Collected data
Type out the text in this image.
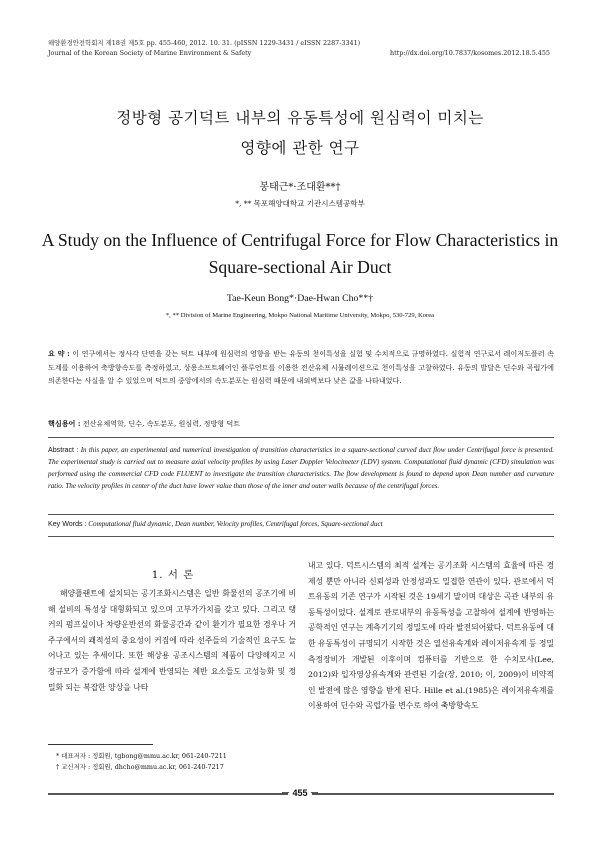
해양환경안전학회지 제18권 제5호 pp. 455-460, 2012. 10. 31. (pISSN 1229-3431 / eISSN 2287-3341)
Journal of the Korean Society of Marine Environment & Safety	http://dx.doi.org/10.7837/kosomes.2012.18.5.455
정방형 공기덕트 내부의 유동특성에 원심력이 미치는
영향에 관한 연구
봉태근*·조대환**†
*, ** 목포해양대학교 기관시스템공학부
A Study on the Influence of Centrifugal Force for Flow Characteristics in
Square-sectional Air Duct
Tae-Keun Bong*·Dae-Hwan Cho**†
*, ** Division of Marine Engineering, Mokpo National Maritime University, Mokpo, 530-729, Korea
요 약 : 이 연구에서는 정사각 단면을 갖는 덕트 내부에 원심력의 영향을 받는 유동의 천이특성을 실험 및 수치적으로 규명하였다. 실험적 연구로서 레이저도플러 속도계를 이용하여 축방향속도를 측정하였고, 상용소프트웨어인 플루언트를 이용한 전산유체 시뮬레이션으로 천이특성을 고찰하였다. 유동의 발달은 딘수와 곡럽가에 의존한다는 사실을 알 수 있었으며 덕트의 중앙에서의 속도분포는 원심력 때문에 내외벽보다 낮은 값을 나타내었다.
핵심용어 : 전산유체역학, 딘수, 속도분포, 원심력, 정방형 덕트
Abstract : In this paper, an experimental and numerical investigation of transition characteristics in a square-sectional curved duct flow under Centrifugal force is presented. The experimental study is carried out to measure axial velocity profiles by using Laser Doppler Velocimeter (LDV) system. Computational fluid dynamic (CFD) simulation was performed using the commercial CFD code FLUENT to investigate the transition characteristics. The flow development is found to depend upon Dean number and curvature ratio. The velocity profiles in center of the duct have lower value than those of the inner and outer walls because of the centrifugal forces.
Key Words : Computational fluid dynamic, Dean number, Velocity profiles, Centrifugal forces, Square-sectional duct
1. 서 론
해양플랜트에 설치되는 공기조화시스템은 일반 화물선의 공조기에 비해 설비의 특성상 대형화되고 있으며 고부가가치를 갖고 있다. 그리고 탱커의 펌프실이나 차량운반선의 화물공간과 같이 환기가 필요한 경우나 거주구에서의 쾌적성의 중요성이 커짐에 따라 선주들의 기술적인 요구도 늘어나고 있는 추세이다. 또한 해상용 공조시스템의 제품이 다양해지고 시장규모가 증가함에 따라 설계에 반영되는 제반 요소들도 고성능화 및 정밀화 되는 복잡한 양상을 나타
내고 있다. 덕트시스템의 최적 설계는 공기조화 시스템의 효율에 따른 경제성 뿐만 아니라 신뢰성과 안정성과도 밀접한 연관이 있다. 관로에서 덕트유동의 기존 연구가 시작된 것은 19세기 말이며 대상은 곡관 내부의 유동특성이었다. 설계로 관로내부의 유동특성을 고찰하여 설계에 반영하는 공학적인 연구는 계측기기의 정밀도에 따라 발전되어왔다. 덕트유동에 대한 유동특성이 규명되기 시작한 것은 열선유속계와 레이저유속계 등 정밀 측정장비가 개발된 이후이며 컴퓨터를 기반으로 한 수치모사(Lee, 2012)와 입자영상유속계와 관련된 기술(장, 2010; 이, 2009)이 비약적인 발전에 많은 영향을 받게 된다. Hille et al.(1985)은 레이저유속계를 이용하여 딘수와 곡럽가를 변수로 하여 축방향속도
* 대표저자 : 정회원, tgbong@mmu.ac.kr, 061-240-7211
† 교신저자 : 정회원, dhcho@mmu.ac.kr, 061-240-7217
－ 455 －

» **Exercise objective**: Return every line above that contains the word "number".

» **Exercise result**:
Abstract : In this paper, an experimental and numerical investigation of transition characteristics in a square-sectional curved duct flow under Centrifugal force is presented. The experimental study is carried out to measure axial velocity profiles by using Laser Doppler Velocimeter (LDV) system. Computational fluid dynamic (CFD) simulation was performed using the commercial CFD code FLUENT to investigate the transition characteristics. The flow development is found to depend upon Dean number and curvature ratio. The velocity profiles in center of the duct have lower value than those of the inner and outer walls because of the centrifugal forces.
Key Words : Computational fluid dynamic, Dean number, Velocity profiles, Centrifugal forces, Square-sectional duct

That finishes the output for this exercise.